▶ [Written problem]: Your answer must consist solely of the number of lines that contain the word "progress".

▶ [Stored entries]:
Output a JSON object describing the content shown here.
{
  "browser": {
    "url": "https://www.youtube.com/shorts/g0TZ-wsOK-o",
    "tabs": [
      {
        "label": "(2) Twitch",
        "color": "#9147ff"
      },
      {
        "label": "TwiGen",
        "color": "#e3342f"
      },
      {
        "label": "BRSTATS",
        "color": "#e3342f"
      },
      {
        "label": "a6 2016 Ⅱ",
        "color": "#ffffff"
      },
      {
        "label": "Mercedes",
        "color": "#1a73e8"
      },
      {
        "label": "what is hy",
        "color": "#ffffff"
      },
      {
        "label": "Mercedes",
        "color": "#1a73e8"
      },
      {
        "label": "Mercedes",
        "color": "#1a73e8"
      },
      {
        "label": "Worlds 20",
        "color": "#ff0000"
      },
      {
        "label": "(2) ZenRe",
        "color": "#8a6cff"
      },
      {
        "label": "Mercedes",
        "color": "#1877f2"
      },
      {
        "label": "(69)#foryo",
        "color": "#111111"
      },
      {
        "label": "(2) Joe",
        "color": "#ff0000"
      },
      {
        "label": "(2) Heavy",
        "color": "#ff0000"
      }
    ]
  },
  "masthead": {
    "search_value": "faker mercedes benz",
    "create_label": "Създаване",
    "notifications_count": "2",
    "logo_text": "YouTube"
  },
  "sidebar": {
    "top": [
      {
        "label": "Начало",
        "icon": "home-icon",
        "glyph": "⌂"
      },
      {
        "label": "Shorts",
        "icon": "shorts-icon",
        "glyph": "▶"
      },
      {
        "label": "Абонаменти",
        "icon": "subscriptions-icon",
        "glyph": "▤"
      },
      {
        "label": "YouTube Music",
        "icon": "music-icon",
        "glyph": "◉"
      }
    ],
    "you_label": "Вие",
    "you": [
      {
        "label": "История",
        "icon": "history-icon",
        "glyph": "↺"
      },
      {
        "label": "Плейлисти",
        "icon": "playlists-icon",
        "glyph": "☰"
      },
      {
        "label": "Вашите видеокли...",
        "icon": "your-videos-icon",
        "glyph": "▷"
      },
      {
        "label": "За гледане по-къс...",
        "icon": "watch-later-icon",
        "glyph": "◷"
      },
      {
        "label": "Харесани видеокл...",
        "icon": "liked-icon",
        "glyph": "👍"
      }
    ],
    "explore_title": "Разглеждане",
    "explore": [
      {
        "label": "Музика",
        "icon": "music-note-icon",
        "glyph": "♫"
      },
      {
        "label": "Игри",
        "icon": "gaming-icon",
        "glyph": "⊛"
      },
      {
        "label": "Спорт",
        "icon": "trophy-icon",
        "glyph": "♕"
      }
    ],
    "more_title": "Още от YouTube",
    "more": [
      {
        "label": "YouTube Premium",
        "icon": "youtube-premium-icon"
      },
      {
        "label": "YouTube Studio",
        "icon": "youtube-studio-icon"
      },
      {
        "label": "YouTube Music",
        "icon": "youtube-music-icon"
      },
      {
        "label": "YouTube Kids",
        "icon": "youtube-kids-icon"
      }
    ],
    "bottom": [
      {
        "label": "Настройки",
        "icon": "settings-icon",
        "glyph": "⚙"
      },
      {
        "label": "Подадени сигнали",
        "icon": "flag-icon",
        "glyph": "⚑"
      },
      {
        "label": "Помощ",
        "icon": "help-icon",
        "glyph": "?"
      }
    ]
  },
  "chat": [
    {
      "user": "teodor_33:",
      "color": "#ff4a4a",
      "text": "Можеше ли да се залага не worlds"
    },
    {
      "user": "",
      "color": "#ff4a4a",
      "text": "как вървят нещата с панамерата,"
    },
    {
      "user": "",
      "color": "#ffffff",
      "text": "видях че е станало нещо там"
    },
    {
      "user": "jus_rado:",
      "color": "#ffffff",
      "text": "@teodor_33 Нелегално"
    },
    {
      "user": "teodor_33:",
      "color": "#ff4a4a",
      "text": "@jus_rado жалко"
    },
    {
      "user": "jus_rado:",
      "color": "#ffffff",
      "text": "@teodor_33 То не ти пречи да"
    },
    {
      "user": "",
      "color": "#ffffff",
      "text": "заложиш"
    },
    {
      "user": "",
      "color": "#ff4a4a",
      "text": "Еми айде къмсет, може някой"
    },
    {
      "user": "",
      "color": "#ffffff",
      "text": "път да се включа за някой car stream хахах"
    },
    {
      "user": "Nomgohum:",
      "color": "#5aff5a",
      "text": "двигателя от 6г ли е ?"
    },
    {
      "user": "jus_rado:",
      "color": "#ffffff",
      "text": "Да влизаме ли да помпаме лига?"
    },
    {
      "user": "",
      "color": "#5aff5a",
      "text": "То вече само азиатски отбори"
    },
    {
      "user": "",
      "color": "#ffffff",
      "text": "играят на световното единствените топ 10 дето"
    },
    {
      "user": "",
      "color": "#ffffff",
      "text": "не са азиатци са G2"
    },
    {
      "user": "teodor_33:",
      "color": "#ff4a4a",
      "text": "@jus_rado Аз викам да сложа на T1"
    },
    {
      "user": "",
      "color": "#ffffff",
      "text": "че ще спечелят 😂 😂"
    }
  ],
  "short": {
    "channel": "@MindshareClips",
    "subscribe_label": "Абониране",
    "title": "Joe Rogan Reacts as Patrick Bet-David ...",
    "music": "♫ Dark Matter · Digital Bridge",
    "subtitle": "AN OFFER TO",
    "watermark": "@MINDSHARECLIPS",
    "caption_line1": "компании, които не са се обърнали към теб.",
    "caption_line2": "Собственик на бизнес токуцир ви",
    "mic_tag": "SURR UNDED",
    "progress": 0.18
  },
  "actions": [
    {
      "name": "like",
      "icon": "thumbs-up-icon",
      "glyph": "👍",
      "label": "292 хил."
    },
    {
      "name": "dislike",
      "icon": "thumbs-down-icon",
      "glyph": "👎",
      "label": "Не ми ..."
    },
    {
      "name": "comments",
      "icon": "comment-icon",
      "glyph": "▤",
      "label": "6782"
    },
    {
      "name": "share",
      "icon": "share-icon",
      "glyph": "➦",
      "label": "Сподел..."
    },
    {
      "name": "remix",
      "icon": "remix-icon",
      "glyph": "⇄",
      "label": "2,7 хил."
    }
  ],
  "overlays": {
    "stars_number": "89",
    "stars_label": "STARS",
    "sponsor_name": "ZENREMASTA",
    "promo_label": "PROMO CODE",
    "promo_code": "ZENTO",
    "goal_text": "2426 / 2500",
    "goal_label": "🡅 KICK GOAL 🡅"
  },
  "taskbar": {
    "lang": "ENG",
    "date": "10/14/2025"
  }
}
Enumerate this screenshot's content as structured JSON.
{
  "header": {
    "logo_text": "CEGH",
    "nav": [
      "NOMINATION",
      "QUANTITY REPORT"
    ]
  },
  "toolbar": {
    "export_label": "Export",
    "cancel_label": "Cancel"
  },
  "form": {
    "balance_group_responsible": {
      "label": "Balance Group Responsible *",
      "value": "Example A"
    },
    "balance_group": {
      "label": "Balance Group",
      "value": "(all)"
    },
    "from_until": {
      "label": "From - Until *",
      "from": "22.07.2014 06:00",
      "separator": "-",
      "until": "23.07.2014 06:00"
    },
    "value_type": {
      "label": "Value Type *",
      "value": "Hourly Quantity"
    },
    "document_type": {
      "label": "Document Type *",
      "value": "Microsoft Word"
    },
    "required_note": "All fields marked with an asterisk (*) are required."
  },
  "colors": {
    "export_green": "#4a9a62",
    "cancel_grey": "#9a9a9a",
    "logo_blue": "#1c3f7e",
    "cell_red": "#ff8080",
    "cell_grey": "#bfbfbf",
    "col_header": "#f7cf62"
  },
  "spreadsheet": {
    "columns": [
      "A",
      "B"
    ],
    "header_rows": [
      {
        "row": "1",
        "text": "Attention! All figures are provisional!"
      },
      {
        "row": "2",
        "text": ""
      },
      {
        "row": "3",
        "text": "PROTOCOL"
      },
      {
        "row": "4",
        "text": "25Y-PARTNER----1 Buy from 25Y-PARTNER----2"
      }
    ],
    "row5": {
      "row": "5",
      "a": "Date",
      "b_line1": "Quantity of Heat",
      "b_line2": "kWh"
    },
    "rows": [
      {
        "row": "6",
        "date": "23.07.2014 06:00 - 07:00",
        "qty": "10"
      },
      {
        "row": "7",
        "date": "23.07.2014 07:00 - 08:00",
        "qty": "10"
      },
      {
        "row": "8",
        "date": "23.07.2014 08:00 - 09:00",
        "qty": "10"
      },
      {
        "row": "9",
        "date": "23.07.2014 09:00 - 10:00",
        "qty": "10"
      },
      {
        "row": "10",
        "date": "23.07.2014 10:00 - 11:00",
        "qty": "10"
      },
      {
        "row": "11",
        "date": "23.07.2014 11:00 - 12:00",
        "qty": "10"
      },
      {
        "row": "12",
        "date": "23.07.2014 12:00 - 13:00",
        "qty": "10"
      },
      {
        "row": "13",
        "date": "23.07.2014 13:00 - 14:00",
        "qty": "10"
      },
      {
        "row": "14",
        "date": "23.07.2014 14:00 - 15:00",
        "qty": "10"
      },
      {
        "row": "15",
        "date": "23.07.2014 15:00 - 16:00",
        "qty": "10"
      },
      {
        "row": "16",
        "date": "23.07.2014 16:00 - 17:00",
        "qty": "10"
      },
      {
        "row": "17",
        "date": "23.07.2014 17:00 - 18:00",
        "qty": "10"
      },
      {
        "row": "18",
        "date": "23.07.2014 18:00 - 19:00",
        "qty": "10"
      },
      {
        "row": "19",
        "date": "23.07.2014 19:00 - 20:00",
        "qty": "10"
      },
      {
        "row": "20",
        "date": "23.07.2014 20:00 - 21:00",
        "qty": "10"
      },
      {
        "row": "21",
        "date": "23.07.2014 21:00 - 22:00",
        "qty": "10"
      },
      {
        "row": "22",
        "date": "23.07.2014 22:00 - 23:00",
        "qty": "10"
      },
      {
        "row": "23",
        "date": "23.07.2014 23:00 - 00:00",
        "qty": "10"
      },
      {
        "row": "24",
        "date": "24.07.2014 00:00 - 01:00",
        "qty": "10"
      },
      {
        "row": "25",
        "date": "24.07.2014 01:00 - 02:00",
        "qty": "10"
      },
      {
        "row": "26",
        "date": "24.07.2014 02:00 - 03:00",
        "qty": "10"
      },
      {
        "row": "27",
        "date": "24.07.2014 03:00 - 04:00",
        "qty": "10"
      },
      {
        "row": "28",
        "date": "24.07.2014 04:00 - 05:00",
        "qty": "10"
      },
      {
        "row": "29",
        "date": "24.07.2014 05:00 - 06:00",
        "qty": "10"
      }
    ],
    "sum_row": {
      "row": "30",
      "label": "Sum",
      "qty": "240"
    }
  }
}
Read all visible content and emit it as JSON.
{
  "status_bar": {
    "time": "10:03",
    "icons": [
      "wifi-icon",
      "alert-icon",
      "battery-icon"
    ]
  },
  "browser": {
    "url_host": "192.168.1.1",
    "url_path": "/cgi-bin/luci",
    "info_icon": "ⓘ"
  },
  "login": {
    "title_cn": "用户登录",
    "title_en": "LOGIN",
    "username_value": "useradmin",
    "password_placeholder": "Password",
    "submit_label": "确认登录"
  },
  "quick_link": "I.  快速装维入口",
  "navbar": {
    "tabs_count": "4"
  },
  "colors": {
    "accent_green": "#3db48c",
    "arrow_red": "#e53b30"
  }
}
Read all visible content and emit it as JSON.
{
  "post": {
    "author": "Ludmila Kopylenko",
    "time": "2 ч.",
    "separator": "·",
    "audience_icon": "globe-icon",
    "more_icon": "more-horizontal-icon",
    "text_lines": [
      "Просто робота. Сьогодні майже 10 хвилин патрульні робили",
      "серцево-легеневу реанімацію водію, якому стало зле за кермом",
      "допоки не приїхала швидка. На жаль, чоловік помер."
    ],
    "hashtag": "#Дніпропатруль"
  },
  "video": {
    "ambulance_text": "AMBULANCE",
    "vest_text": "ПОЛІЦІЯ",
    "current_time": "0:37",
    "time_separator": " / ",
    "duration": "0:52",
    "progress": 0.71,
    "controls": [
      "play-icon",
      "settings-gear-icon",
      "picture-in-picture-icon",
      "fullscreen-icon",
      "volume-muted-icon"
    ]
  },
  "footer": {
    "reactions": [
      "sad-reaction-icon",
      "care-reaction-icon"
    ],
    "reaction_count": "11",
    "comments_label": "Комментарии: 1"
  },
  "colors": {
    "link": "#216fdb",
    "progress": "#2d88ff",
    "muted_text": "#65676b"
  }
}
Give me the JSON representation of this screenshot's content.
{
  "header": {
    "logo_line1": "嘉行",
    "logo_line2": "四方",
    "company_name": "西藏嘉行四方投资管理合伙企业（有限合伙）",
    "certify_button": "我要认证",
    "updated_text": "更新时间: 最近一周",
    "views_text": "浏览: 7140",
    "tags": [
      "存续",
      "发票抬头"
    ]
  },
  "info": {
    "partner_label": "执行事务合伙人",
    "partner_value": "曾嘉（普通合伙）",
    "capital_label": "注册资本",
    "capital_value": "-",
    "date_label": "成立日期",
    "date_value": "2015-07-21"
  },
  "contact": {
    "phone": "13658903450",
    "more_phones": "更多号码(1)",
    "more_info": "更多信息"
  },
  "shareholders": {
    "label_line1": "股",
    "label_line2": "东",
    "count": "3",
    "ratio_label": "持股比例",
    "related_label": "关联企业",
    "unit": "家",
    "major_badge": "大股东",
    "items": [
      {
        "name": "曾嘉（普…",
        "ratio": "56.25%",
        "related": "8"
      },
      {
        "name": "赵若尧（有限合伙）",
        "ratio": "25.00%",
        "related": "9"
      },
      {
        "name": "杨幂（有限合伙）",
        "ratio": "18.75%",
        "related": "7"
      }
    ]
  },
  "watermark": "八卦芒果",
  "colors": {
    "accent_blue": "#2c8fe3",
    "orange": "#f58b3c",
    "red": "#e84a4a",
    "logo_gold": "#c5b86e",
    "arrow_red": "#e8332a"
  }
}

▶ [The reply]: 3